-- Work to complete --
Make a verbatim copy of the entries below; pictures stay out.

________

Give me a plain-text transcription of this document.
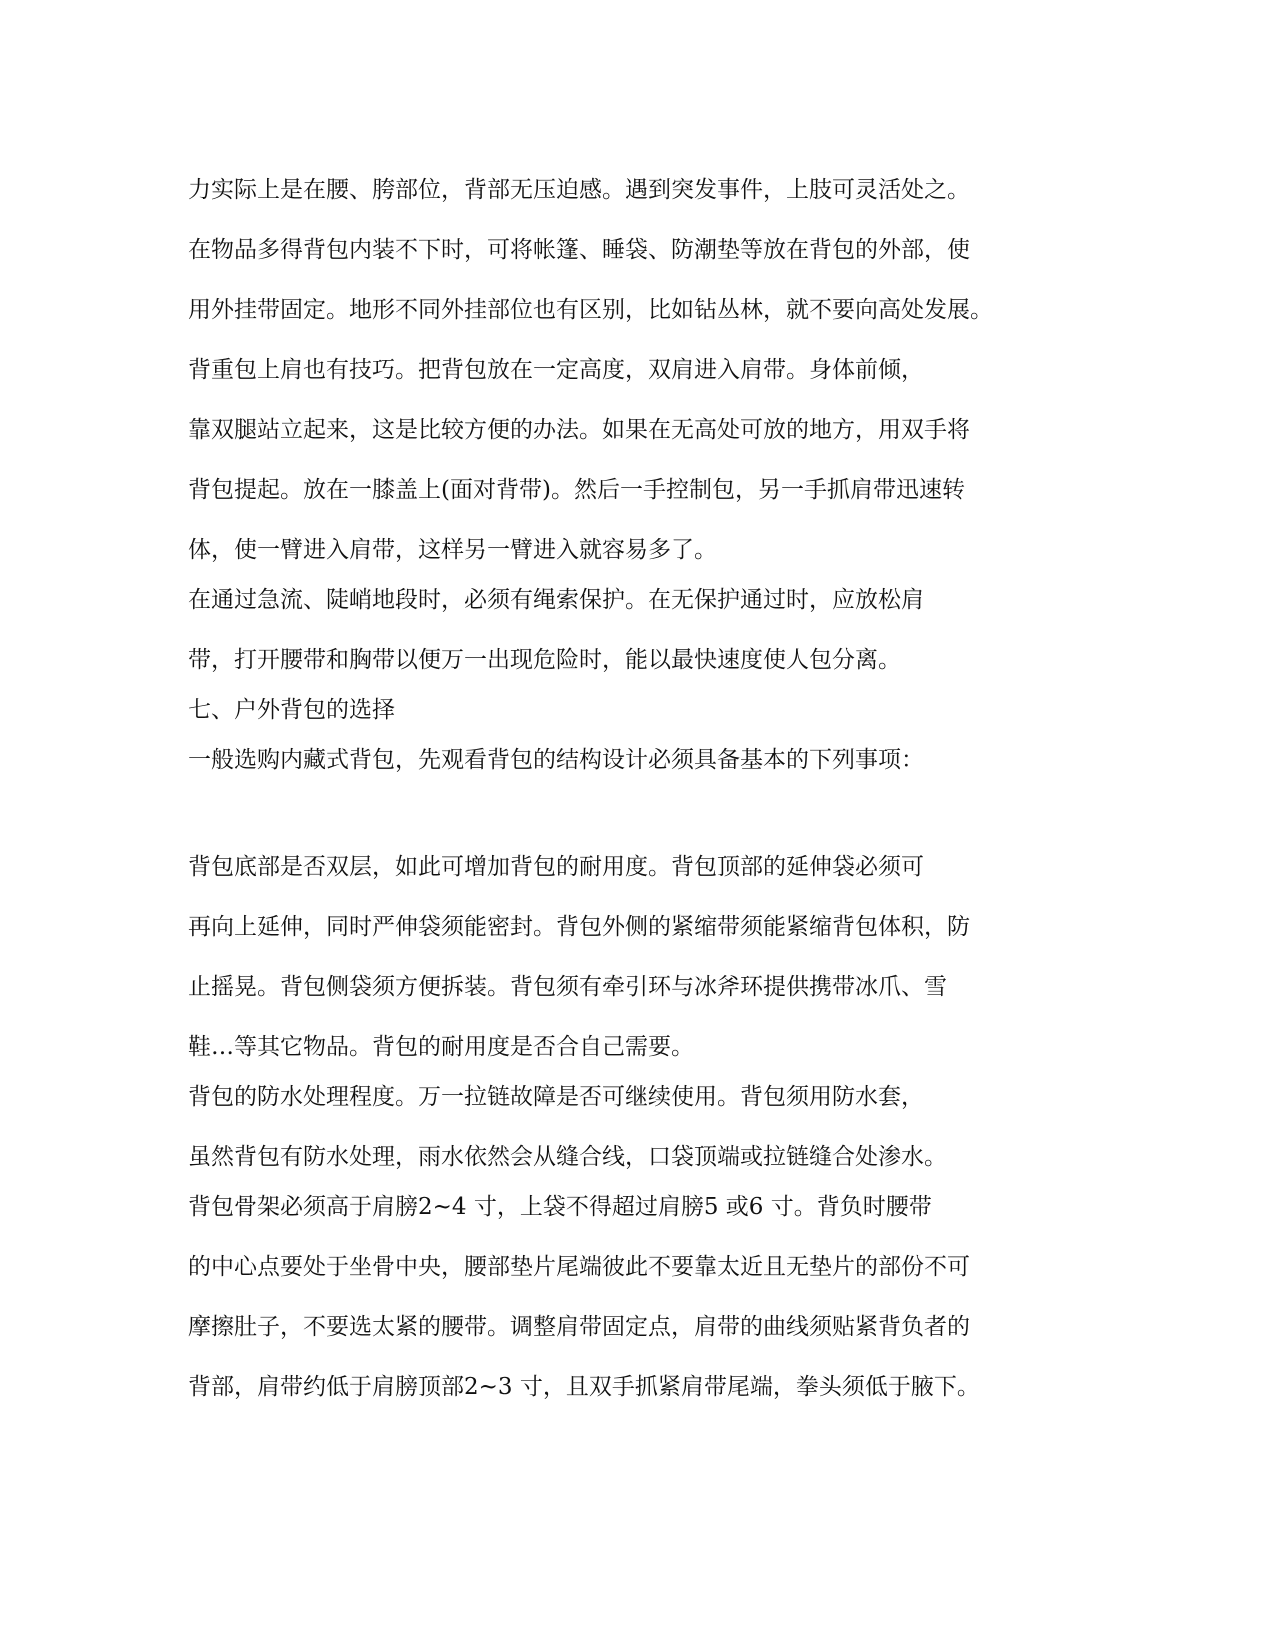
力实际上是在腰、胯部位，背部无压迫感。遇到突发事件，上肢可灵活处之。
在物品多得背包内装不下时，可将帐篷、睡袋、防潮垫等放在背包的外部，使
用外挂带固定。地形不同外挂部位也有区别，比如钻丛林，就不要向高处发展。
背重包上肩也有技巧。把背包放在一定高度，双肩进入肩带。身体前倾，
靠双腿站立起来，这是比较方便的办法。如果在无高处可放的地方，用双手将
背包提起。放在一膝盖上(面对背带)。然后一手控制包，另一手抓肩带迅速转
体，使一臂进入肩带，这样另一臂进入就容易多了。
在通过急流、陡峭地段时，必须有绳索保护。在无保护通过时，应放松肩
带，打开腰带和胸带以便万一出现危险时，能以最快速度使人包分离。
七、户外背包的选择
一般选购内藏式背包，先观看背包的结构设计必须具备基本的下列事项：
背包底部是否双层，如此可增加背包的耐用度。背包顶部的延伸袋必须可
再向上延伸，同时严伸袋须能密封。背包外侧的紧缩带须能紧缩背包体积，防
止摇晃。背包侧袋须方便拆装。背包须有牵引环与冰斧环提供携带冰爪、雪
鞋…等其它物品。背包的耐用度是否合自己需要。
背包的防水处理程度。万一拉链故障是否可继续使用。背包须用防水套，
虽然背包有防水处理，雨水依然会从缝合线，口袋顶端或拉链缝合处渗水。
背包骨架必须高于肩膀2~4 寸，上袋不得超过肩膀5 或6 寸。背负时腰带
的中心点要处于坐骨中央，腰部垫片尾端彼此不要靠太近且无垫片的部份不可
摩擦肚子，不要选太紧的腰带。调整肩带固定点，肩带的曲线须贴紧背负者的
背部，肩带约低于肩膀顶部2~3 寸，且双手抓紧肩带尾端，拳头须低于腋下。
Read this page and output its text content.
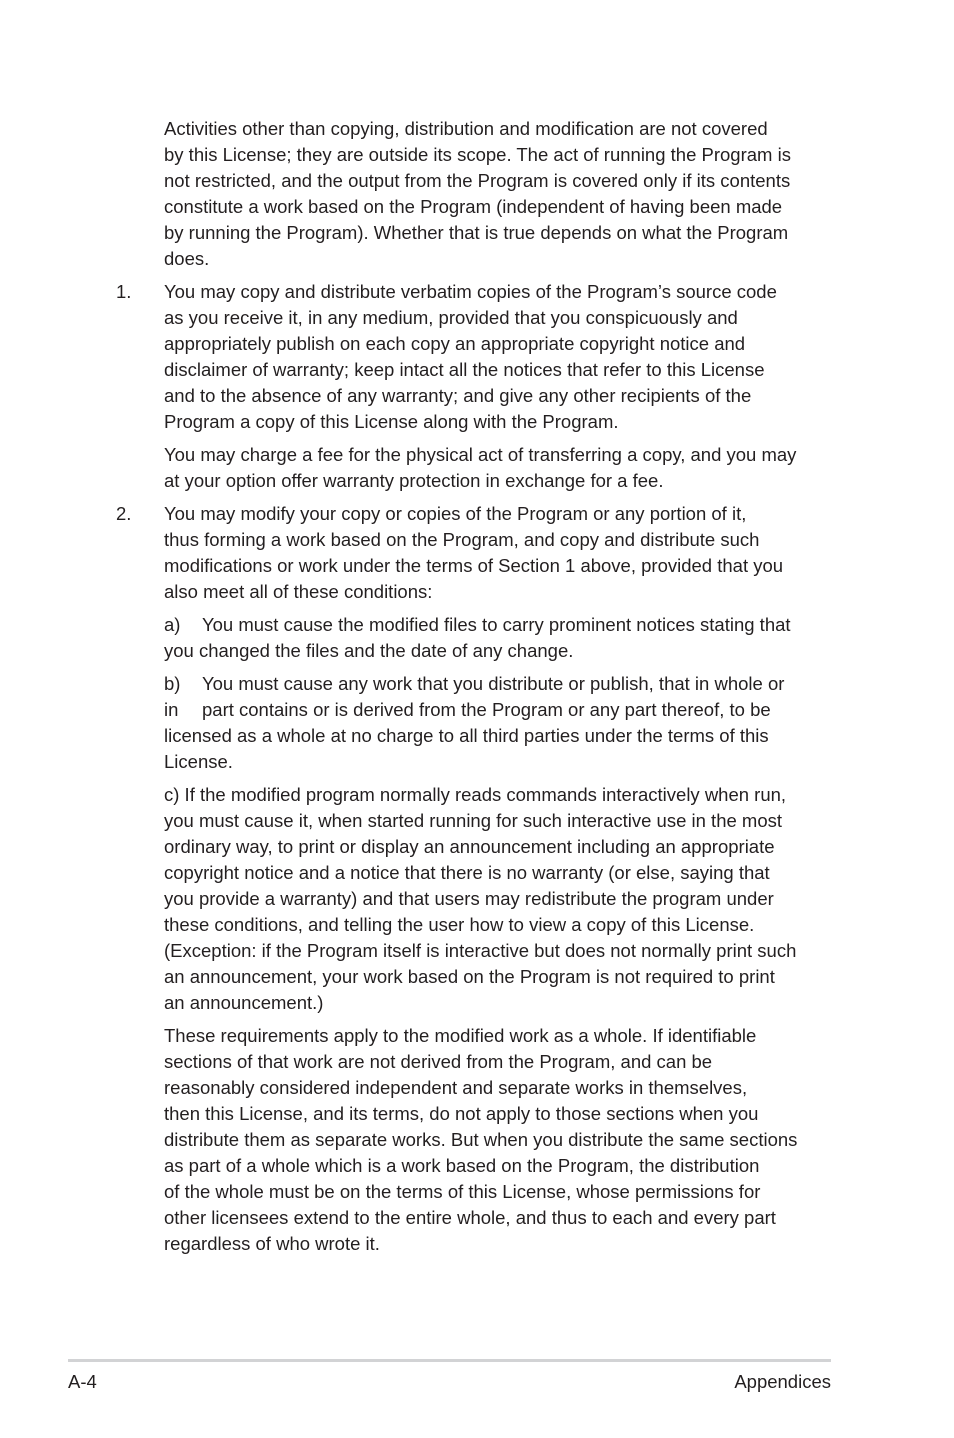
Activities other than copying, distribution and modification are not covered
by this License; they are outside its scope. The act of running the Program is
not restricted, and the output from the Program is covered only if its contents
constitute a work based on the Program (independent of having been made
by running the Program). Whether that is true depends on what the Program
does.
1. You may copy and distribute verbatim copies of the Program’s source code
as you receive it, in any medium, provided that you conspicuously and
appropriately publish on each copy an appropriate copyright notice and
disclaimer of warranty; keep intact all the notices that refer to this License
and to the absence of any warranty; and give any other recipients of the
Program a copy of this License along with the Program.
You may charge a fee for the physical act of transferring a copy, and you may
at your option offer warranty protection in exchange for a fee.
2. You may modify your copy or copies of the Program or any portion of it,
thus forming a work based on the Program, and copy and distribute such
modifications or work under the terms of Section 1 above, provided that you
also meet all of these conditions:
a) You must cause the modified files to carry prominent notices stating that
you changed the files and the date of any change.
b) You must cause any work that you distribute or publish, that in whole or
in part contains or is derived from the Program or any part thereof, to be
licensed as a whole at no charge to all third parties under the terms of this
License.
c) If the modified program normally reads commands interactively when run,
you must cause it, when started running for such interactive use in the most
ordinary way, to print or display an announcement including an appropriate
copyright notice and a notice that there is no warranty (or else, saying that
you provide a warranty) and that users may redistribute the program under
these conditions, and telling the user how to view a copy of this License.
(Exception: if the Program itself is interactive but does not normally print such
an announcement, your work based on the Program is not required to print
an announcement.)
These requirements apply to the modified work as a whole. If identifiable
sections of that work are not derived from the Program, and can be
reasonably considered independent and separate works in themselves,
then this License, and its terms, do not apply to those sections when you
distribute them as separate works. But when you distribute the same sections
as part of a whole which is a work based on the Program, the distribution
of the whole must be on the terms of this License, whose permissions for
other licensees extend to the entire whole, and thus to each and every part
regardless of who wrote it.
A-4	Appendices
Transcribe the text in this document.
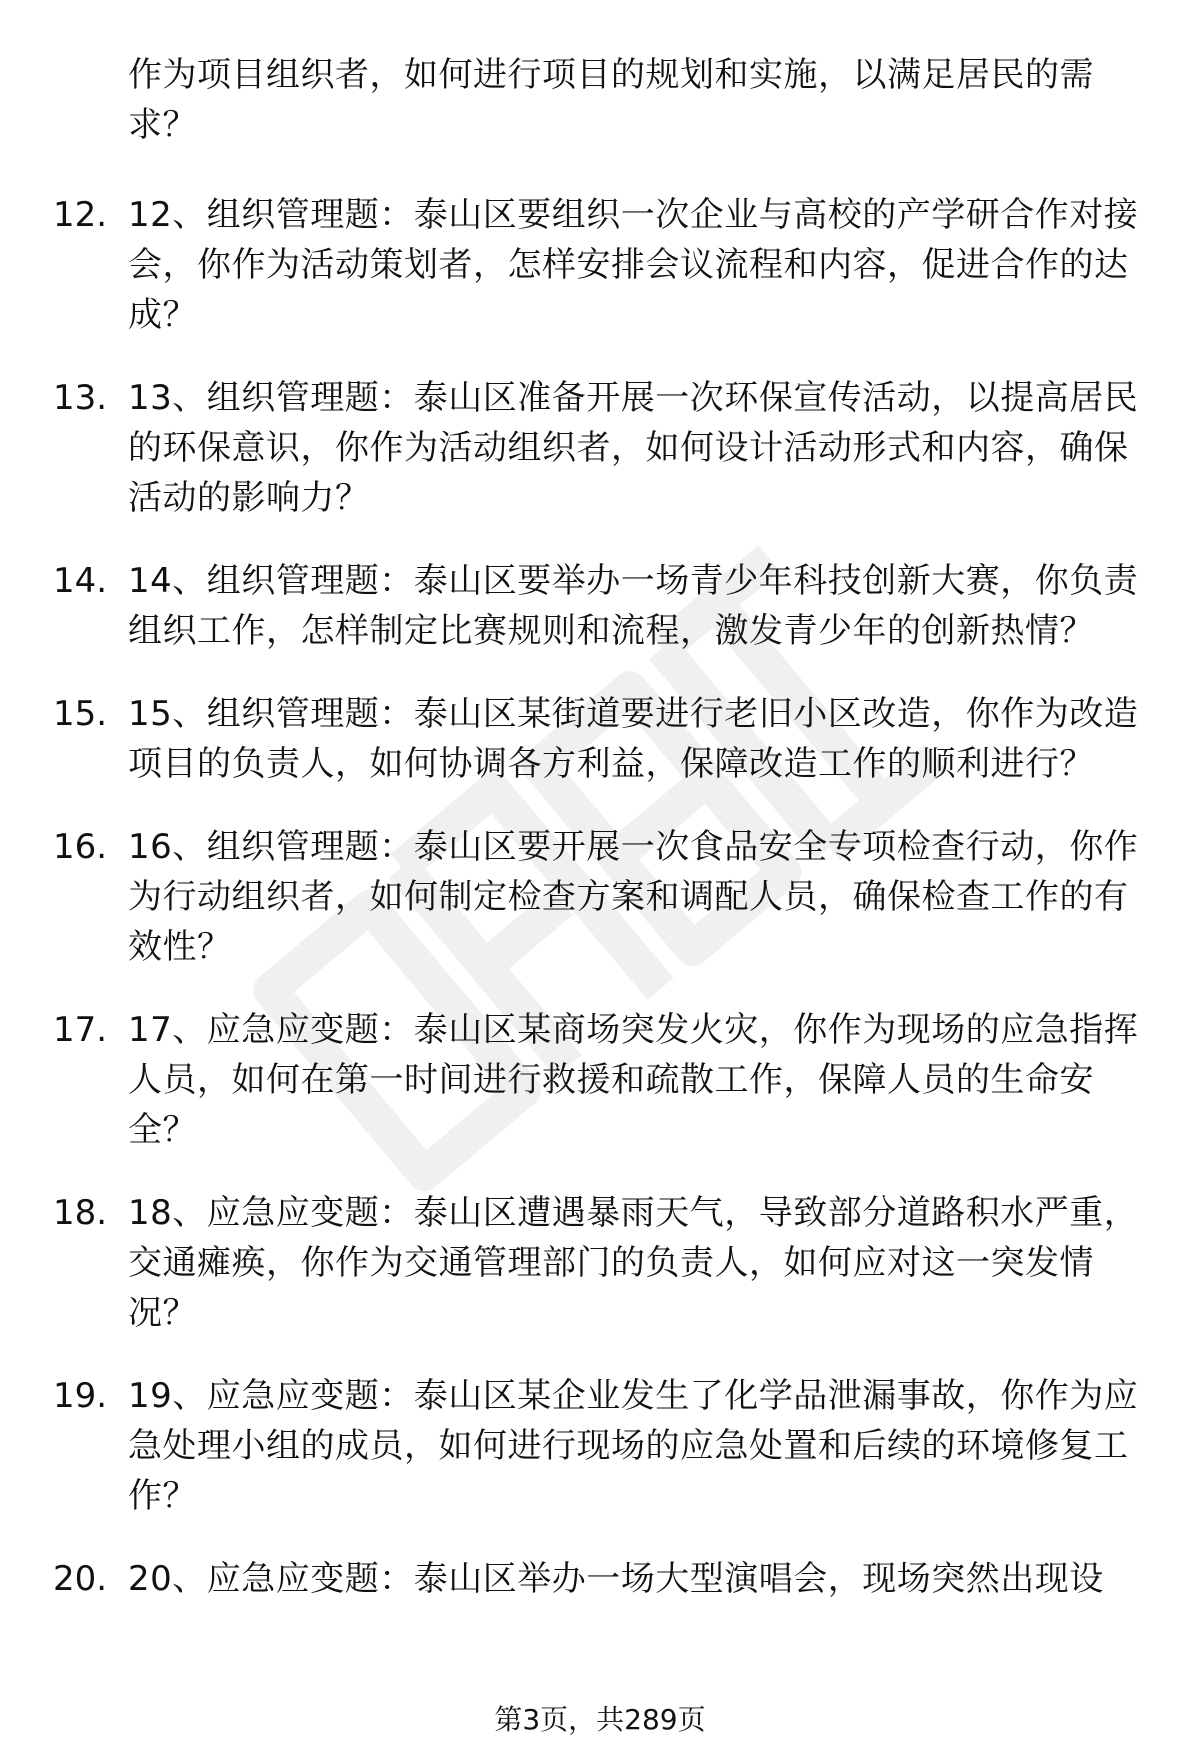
作为项目组织者，如何进行项目的规划和实施，以满足居民的需求？
12. 12、组织管理题：泰山区要组织一次企业与高校的产学研合作对接会，你作为活动策划者，怎样安排会议流程和内容，促进合作的达成？
13. 13、组织管理题：泰山区准备开展一次环保宣传活动，以提高居民的环保意识，你作为活动组织者，如何设计活动形式和内容，确保活动的影响力？
14. 14、组织管理题：泰山区要举办一场青少年科技创新大赛，你负责组织工作，怎样制定比赛规则和流程，激发青少年的创新热情？
15. 15、组织管理题：泰山区某街道要进行老旧小区改造，你作为改造项目的负责人，如何协调各方利益，保障改造工作的顺利进行？
16. 16、组织管理题：泰山区要开展一次食品安全专项检查行动，你作为行动组织者，如何制定检查方案和调配人员，确保检查工作的有效性？
17. 17、应急应变题：泰山区某商场突发火灾，你作为现场的应急指挥人员，如何在第一时间进行救援和疏散工作，保障人员的生命安全？
18. 18、应急应变题：泰山区遭遇暴雨天气，导致部分道路积水严重，交通瘫痪，你作为交通管理部门的负责人，如何应对这一突发情况？
19. 19、应急应变题：泰山区某企业发生了化学品泄漏事故，你作为应急处理小组的成员，如何进行现场的应急处置和后续的环境修复工作？
20. 20、应急应变题：泰山区举办一场大型演唱会，现场突然出现设
第3页，共289页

________

-- Answer --
Give me a plain-text transcription of this document.
力实际上是在腰、胯部位，背部无压迫感。遇到突发事件，上肢可灵活处之。
在物品多得背包内装不下时，可将帐篷、睡袋、防潮垫等放在背包的外部，使
用外挂带固定。地形不同外挂部位也有区别，比如钻丛林，就不要向高处发展。
背重包上肩也有技巧。把背包放在一定高度，双肩进入肩带。身体前倾，
靠双腿站立起来，这是比较方便的办法。如果在无高处可放的地方，用双手将
背包提起。放在一膝盖上(面对背带)。然后一手控制包，另一手抓肩带迅速转
体，使一臂进入肩带，这样另一臂进入就容易多了。
在通过急流、陡峭地段时，必须有绳索保护。在无保护通过时，应放松肩
带，打开腰带和胸带以便万一出现危险时，能以最快速度使人包分离。
七、户外背包的选择
一般选购内藏式背包，先观看背包的结构设计必须具备基本的下列事项：
背包底部是否双层，如此可增加背包的耐用度。背包顶部的延伸袋必须可
再向上延伸，同时严伸袋须能密封。背包外侧的紧缩带须能紧缩背包体积，防
止摇晃。背包侧袋须方便拆装。背包须有牵引环与冰斧环提供携带冰爪、雪
鞋…等其它物品。背包的耐用度是否合自己需要。
背包的防水处理程度。万一拉链故障是否可继续使用。背包须用防水套，
虽然背包有防水处理，雨水依然会从缝合线，口袋顶端或拉链缝合处渗水。
背包骨架必须高于肩膀2~4 寸，上袋不得超过肩膀5 或6 寸。背负时腰带
的中心点要处于坐骨中央，腰部垫片尾端彼此不要靠太近且无垫片的部份不可
摩擦肚子，不要选太紧的腰带。调整肩带固定点，肩带的曲线须贴紧背负者的
背部，肩带约低于肩膀顶部2~3 寸，且双手抓紧肩带尾端，拳头须低于腋下。
Read this page and output its text content.
Activities other than copying, distribution and modification are not covered
by this License; they are outside its scope. The act of running the Program is
not restricted, and the output from the Program is covered only if its contents
constitute a work based on the Program (independent of having been made
by running the Program). Whether that is true depends on what the Program
does.
1. You may copy and distribute verbatim copies of the Program’s source code
as you receive it, in any medium, provided that you conspicuously and
appropriately publish on each copy an appropriate copyright notice and
disclaimer of warranty; keep intact all the notices that refer to this License
and to the absence of any warranty; and give any other recipients of the
Program a copy of this License along with the Program.
You may charge a fee for the physical act of transferring a copy, and you may
at your option offer warranty protection in exchange for a fee.
2. You may modify your copy or copies of the Program or any portion of it,
thus forming a work based on the Program, and copy and distribute such
modifications or work under the terms of Section 1 above, provided that you
also meet all of these conditions:
a) You must cause the modified files to carry prominent notices stating that
you changed the files and the date of any change.
b) You must cause any work that you distribute or publish, that in whole or
in part contains or is derived from the Program or any part thereof, to be
licensed as a whole at no charge to all third parties under the terms of this
License.
c) If the modified program normally reads commands interactively when run,
you must cause it, when started running for such interactive use in the most
ordinary way, to print or display an announcement including an appropriate
copyright notice and a notice that there is no warranty (or else, saying that
you provide a warranty) and that users may redistribute the program under
these conditions, and telling the user how to view a copy of this License.
(Exception: if the Program itself is interactive but does not normally print such
an announcement, your work based on the Program is not required to print
an announcement.)
These requirements apply to the modified work as a whole. If identifiable
sections of that work are not derived from the Program, and can be
reasonably considered independent and separate works in themselves,
then this License, and its terms, do not apply to those sections when you
distribute them as separate works. But when you distribute the same sections
as part of a whole which is a work based on the Program, the distribution
of the whole must be on the terms of this License, whose permissions for
other licensees extend to the entire whole, and thus to each and every part
regardless of who wrote it.
A-4	Appendices
Transcribe the text in this document.
作为项目组织者，如何进行项目的规划和实施，以满足居民的需求？
12. 12、组织管理题：泰山区要组织一次企业与高校的产学研合作对接会，你作为活动策划者，怎样安排会议流程和内容，促进合作的达成？
13. 13、组织管理题：泰山区准备开展一次环保宣传活动，以提高居民的环保意识，你作为活动组织者，如何设计活动形式和内容，确保活动的影响力？
14. 14、组织管理题：泰山区要举办一场青少年科技创新大赛，你负责组织工作，怎样制定比赛规则和流程，激发青少年的创新热情？
15. 15、组织管理题：泰山区某街道要进行老旧小区改造，你作为改造项目的负责人，如何协调各方利益，保障改造工作的顺利进行？
16. 16、组织管理题：泰山区要开展一次食品安全专项检查行动，你作为行动组织者，如何制定检查方案和调配人员，确保检查工作的有效性？
17. 17、应急应变题：泰山区某商场突发火灾，你作为现场的应急指挥人员，如何在第一时间进行救援和疏散工作，保障人员的生命安全？
18. 18、应急应变题：泰山区遭遇暴雨天气，导致部分道路积水严重，交通瘫痪，你作为交通管理部门的负责人，如何应对这一突发情况？
19. 19、应急应变题：泰山区某企业发生了化学品泄漏事故，你作为应急处理小组的成员，如何进行现场的应急处置和后续的环境修复工作？
20. 20、应急应变题：泰山区举办一场大型演唱会，现场突然出现设
第3页，共289页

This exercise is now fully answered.